_What this task involves_: Go through the records below line by line. Count the lines with "text" and give the count alone.

_Extracted data_:
↓↓↓

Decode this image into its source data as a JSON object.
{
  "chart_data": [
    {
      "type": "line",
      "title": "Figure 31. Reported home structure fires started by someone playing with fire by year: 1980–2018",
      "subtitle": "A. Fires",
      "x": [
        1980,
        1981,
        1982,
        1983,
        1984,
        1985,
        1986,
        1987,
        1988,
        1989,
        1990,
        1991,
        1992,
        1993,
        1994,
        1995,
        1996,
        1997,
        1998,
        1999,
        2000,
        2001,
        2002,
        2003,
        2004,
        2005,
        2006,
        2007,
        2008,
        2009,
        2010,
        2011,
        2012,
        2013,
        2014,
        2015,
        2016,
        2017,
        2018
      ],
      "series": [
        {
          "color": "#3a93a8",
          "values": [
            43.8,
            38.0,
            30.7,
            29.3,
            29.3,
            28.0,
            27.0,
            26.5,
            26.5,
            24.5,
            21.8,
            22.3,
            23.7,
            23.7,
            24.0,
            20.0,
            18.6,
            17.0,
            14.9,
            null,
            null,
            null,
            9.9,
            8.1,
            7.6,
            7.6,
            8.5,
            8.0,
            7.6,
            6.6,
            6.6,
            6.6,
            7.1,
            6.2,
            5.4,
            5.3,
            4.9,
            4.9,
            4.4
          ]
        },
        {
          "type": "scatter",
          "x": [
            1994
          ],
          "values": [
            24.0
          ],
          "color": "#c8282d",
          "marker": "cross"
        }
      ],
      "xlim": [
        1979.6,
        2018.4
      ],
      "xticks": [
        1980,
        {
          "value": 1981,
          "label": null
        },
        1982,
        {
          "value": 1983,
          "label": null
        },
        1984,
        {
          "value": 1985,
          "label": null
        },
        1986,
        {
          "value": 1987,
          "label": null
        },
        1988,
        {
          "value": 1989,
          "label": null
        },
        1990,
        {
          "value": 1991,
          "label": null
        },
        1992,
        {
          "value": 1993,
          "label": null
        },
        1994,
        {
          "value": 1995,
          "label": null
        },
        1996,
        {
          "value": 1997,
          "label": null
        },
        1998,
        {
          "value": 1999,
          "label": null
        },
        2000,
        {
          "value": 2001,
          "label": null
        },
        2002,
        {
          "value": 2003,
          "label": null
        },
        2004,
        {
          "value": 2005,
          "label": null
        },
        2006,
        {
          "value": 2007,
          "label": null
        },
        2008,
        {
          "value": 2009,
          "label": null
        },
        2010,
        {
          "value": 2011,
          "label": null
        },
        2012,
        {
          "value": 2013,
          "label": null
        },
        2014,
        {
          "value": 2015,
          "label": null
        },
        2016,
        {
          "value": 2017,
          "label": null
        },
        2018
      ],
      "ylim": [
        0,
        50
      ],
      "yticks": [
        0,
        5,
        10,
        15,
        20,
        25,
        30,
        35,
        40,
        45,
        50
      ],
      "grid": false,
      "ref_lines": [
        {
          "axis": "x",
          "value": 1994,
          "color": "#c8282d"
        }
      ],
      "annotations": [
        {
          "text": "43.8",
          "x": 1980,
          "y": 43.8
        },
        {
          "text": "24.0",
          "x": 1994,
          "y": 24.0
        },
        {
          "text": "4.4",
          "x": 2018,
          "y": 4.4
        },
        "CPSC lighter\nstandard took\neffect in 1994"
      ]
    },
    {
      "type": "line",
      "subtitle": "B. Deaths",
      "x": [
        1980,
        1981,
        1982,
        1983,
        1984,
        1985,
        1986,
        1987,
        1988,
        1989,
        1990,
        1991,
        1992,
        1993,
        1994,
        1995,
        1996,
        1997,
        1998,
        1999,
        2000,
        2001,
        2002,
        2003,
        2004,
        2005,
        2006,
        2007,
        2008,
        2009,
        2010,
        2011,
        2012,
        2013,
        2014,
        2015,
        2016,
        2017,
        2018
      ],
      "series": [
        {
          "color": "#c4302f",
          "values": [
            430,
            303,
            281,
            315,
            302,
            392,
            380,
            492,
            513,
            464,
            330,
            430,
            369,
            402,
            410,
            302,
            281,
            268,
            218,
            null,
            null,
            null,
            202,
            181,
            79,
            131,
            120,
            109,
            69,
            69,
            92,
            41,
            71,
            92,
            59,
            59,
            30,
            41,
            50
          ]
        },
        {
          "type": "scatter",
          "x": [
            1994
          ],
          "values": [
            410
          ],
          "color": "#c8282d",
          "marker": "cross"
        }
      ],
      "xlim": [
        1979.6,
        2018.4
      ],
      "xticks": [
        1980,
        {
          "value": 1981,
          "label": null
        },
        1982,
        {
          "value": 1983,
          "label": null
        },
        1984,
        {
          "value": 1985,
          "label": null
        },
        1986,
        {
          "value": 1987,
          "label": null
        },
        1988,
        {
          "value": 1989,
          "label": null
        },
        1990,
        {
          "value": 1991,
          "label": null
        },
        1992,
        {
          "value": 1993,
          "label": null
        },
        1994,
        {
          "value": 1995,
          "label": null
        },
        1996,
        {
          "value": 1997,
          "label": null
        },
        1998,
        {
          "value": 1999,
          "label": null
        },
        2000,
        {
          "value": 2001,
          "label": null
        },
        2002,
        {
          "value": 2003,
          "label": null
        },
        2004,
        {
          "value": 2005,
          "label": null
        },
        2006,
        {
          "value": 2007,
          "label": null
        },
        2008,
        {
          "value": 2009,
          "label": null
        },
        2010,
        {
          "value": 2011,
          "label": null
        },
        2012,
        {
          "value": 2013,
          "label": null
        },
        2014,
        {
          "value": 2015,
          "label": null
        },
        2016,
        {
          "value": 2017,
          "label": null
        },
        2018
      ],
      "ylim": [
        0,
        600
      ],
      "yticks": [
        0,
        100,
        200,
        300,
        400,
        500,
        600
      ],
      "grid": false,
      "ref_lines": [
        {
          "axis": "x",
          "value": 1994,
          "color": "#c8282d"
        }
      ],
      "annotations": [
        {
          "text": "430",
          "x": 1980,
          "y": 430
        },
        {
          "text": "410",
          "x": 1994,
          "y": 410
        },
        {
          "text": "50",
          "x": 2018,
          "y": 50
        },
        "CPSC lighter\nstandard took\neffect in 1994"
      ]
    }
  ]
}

↑↑↑
↓↓↓

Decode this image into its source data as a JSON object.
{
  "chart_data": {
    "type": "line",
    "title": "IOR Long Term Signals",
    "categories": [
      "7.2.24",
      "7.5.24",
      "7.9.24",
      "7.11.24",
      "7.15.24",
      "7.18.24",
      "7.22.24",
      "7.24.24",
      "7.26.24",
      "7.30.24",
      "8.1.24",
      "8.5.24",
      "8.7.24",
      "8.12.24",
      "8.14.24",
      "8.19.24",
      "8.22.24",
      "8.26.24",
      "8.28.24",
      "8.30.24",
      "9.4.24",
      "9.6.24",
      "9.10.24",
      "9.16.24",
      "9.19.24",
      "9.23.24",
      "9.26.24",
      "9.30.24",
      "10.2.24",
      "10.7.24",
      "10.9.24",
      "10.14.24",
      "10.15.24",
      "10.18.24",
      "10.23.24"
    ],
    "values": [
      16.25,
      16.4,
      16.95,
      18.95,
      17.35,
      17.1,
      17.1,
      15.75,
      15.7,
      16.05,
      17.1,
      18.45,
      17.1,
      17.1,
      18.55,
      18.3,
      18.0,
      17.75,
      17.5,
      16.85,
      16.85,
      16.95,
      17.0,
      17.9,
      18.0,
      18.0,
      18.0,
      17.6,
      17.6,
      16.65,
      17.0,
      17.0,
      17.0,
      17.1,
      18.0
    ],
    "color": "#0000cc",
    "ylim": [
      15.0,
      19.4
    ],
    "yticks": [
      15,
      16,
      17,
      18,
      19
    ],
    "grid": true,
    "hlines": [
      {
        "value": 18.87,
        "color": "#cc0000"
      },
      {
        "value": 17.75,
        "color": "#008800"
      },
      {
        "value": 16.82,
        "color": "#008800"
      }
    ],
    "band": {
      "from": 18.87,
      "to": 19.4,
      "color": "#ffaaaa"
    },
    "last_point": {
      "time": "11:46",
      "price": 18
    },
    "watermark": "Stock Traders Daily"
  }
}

↑↑↑
↓↓↓

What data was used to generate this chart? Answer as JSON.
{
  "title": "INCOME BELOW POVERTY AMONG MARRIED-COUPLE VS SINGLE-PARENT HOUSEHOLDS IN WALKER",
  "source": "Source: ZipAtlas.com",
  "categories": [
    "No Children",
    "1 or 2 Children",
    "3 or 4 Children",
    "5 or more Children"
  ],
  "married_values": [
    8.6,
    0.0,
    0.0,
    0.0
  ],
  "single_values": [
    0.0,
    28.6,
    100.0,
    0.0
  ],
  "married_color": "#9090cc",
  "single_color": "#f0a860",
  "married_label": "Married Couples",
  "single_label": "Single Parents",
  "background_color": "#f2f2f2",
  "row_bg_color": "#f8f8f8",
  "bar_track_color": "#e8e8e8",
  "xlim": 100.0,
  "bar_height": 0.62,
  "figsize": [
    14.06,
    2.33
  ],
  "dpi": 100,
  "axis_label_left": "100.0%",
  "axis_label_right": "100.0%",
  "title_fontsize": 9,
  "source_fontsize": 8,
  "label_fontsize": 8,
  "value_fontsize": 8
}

↑↑↑

_Task response_: 6